### RECORD SET
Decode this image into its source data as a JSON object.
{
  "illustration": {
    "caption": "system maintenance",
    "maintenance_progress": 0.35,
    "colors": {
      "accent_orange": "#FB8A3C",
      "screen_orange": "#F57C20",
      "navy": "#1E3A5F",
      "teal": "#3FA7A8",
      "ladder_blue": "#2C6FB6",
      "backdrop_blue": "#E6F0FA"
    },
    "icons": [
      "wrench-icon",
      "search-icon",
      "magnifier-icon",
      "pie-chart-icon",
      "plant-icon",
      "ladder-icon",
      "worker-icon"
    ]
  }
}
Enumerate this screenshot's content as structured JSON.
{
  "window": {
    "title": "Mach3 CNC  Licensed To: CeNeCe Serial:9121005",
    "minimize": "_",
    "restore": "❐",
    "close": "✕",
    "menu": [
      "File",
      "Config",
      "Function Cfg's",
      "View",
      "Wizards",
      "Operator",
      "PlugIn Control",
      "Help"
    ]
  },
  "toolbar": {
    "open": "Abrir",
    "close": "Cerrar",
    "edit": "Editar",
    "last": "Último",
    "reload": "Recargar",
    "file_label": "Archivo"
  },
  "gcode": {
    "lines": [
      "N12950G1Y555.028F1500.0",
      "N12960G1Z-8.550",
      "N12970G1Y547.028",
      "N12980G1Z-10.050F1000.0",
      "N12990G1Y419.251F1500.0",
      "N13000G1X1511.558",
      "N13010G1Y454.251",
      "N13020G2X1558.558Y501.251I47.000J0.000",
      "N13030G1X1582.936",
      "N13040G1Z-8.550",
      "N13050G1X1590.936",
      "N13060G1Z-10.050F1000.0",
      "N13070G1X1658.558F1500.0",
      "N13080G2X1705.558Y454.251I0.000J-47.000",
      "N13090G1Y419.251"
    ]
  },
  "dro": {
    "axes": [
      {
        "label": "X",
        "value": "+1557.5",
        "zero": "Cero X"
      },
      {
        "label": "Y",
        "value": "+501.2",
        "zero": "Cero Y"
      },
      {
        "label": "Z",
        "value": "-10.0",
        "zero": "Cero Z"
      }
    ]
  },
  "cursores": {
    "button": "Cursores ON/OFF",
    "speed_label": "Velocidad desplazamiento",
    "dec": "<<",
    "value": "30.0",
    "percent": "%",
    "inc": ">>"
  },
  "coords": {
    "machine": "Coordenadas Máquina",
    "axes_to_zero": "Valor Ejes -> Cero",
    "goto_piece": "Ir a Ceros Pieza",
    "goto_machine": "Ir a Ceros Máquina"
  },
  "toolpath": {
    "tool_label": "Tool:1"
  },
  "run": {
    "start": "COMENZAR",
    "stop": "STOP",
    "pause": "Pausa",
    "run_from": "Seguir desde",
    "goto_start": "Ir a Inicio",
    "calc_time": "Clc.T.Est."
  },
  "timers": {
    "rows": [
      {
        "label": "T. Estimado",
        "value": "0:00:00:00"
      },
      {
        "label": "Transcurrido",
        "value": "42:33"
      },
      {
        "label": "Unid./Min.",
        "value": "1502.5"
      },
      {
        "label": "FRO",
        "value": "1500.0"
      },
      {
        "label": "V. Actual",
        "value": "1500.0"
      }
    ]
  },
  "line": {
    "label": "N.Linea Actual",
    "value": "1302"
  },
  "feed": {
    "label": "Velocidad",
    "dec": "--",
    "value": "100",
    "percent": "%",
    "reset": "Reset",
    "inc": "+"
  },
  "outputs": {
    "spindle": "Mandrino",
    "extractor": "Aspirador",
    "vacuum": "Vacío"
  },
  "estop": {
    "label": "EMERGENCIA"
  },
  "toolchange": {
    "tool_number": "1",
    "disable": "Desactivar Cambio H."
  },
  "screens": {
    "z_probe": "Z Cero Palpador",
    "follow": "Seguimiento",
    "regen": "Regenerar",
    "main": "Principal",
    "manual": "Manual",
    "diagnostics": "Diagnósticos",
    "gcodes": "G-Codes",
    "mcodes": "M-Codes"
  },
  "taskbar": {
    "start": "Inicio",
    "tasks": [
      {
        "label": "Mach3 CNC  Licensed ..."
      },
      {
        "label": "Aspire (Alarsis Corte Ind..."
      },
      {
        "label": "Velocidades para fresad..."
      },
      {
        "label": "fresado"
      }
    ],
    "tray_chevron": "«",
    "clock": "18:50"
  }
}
######
Look through the records and gather every line containing "this".

Decode this image into its source data as a JSON object.
Enumerate this screenshot's content as structured JSON.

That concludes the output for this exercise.